§ **RECORD EXTRACTS**:
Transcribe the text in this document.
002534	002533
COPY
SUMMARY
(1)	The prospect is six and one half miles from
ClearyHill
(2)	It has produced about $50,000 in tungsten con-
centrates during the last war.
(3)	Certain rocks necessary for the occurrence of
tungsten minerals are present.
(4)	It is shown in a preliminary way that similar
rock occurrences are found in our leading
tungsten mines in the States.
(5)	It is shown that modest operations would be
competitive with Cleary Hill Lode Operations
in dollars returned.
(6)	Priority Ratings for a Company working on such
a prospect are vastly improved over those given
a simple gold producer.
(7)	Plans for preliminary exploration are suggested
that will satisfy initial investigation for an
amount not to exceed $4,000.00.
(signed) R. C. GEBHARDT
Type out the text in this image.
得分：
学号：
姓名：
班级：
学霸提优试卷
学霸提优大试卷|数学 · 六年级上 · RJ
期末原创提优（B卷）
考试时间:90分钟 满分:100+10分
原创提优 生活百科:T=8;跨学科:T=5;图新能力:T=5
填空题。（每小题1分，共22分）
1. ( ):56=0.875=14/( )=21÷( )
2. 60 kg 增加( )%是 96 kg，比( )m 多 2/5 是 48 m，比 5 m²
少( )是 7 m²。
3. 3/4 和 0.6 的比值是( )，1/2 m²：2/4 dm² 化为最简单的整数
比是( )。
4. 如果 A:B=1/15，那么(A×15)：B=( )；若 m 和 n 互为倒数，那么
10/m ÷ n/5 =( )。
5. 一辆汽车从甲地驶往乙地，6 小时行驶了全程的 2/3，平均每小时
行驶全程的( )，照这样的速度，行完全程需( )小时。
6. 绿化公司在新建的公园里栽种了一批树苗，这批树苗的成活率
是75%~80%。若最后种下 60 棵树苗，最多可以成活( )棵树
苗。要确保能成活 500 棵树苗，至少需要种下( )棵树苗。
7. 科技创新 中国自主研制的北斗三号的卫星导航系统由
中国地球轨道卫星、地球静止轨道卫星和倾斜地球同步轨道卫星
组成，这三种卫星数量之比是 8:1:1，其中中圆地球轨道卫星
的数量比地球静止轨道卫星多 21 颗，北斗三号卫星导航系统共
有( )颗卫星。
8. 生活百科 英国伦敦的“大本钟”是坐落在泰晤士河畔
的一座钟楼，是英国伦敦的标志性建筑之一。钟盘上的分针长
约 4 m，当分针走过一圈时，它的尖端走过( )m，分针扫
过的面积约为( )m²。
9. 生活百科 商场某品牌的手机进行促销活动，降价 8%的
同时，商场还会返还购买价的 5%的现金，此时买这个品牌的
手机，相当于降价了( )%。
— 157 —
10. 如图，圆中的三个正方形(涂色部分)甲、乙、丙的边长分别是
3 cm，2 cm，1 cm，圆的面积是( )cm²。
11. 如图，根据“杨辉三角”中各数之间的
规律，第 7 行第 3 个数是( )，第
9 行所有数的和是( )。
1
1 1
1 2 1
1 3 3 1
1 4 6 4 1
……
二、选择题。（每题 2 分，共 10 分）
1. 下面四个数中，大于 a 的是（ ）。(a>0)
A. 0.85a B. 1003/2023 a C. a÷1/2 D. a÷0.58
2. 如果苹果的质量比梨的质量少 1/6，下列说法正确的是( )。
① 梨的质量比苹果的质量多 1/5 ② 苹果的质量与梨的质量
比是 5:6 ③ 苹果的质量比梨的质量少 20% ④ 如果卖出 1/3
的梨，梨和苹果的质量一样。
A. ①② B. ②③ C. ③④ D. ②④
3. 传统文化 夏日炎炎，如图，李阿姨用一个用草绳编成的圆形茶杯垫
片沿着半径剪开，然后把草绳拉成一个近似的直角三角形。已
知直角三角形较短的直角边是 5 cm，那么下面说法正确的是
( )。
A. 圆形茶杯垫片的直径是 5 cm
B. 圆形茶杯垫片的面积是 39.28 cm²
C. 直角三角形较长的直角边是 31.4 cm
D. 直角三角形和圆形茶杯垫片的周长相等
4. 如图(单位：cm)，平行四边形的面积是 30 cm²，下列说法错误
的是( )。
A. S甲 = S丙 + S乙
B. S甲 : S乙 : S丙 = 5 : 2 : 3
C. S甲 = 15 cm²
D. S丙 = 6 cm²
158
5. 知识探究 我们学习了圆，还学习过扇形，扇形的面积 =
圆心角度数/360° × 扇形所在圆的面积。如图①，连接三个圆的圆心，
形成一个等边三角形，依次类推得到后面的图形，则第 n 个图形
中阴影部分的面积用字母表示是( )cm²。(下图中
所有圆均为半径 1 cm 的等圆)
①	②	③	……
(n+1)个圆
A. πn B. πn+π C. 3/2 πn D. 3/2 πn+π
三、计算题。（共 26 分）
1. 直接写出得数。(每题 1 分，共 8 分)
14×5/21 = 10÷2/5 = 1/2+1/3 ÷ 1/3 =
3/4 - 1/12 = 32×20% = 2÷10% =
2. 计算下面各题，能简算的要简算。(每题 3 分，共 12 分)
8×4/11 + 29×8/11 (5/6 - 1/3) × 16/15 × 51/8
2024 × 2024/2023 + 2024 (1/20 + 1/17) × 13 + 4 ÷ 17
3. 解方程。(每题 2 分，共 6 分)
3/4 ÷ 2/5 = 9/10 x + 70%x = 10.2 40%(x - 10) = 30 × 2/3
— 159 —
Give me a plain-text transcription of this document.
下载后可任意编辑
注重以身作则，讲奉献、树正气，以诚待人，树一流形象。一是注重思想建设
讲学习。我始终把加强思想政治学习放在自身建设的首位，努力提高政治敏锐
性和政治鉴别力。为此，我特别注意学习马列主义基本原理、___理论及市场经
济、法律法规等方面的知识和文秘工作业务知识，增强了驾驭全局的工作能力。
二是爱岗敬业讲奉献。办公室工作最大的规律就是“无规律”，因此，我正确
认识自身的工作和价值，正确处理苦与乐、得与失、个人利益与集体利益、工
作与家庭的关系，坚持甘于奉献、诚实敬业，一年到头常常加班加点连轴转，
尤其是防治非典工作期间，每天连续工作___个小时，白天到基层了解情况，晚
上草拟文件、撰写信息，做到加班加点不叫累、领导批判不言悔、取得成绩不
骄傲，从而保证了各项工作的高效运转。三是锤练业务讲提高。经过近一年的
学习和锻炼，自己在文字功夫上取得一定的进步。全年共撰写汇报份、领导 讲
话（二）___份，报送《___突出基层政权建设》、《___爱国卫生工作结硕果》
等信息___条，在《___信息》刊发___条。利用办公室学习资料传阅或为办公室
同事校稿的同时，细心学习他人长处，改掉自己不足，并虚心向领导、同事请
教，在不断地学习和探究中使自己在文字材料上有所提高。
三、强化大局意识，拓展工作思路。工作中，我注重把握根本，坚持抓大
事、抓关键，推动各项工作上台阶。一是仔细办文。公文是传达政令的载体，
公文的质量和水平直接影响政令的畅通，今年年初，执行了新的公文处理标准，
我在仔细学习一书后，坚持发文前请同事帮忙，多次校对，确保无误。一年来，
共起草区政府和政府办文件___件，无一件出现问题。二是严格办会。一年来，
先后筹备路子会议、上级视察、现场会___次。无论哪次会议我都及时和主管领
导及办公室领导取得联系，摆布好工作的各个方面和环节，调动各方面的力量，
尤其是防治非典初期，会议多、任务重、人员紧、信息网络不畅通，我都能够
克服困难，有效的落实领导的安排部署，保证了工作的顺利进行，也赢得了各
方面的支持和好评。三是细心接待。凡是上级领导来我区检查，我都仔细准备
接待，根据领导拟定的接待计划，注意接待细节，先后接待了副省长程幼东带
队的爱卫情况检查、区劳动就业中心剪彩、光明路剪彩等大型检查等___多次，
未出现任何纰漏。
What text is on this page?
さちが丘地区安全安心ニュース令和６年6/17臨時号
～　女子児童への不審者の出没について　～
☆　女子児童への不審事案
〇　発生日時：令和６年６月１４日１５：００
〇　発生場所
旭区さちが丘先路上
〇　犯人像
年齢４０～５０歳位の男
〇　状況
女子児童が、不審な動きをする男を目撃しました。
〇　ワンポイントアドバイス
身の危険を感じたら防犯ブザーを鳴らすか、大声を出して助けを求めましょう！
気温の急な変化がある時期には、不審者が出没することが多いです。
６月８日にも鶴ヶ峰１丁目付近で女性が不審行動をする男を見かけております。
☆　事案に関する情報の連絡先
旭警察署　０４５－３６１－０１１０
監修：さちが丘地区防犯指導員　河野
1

§ **GOAL OF THE EXERCISE**: List every line above containing the word "that".

§ **OUTPUT OF THE EXERCISE**:
(4)	It is shown in a preliminary way that similar
(5)	It is shown that modest operations would be
that will satisfy initial investigation for an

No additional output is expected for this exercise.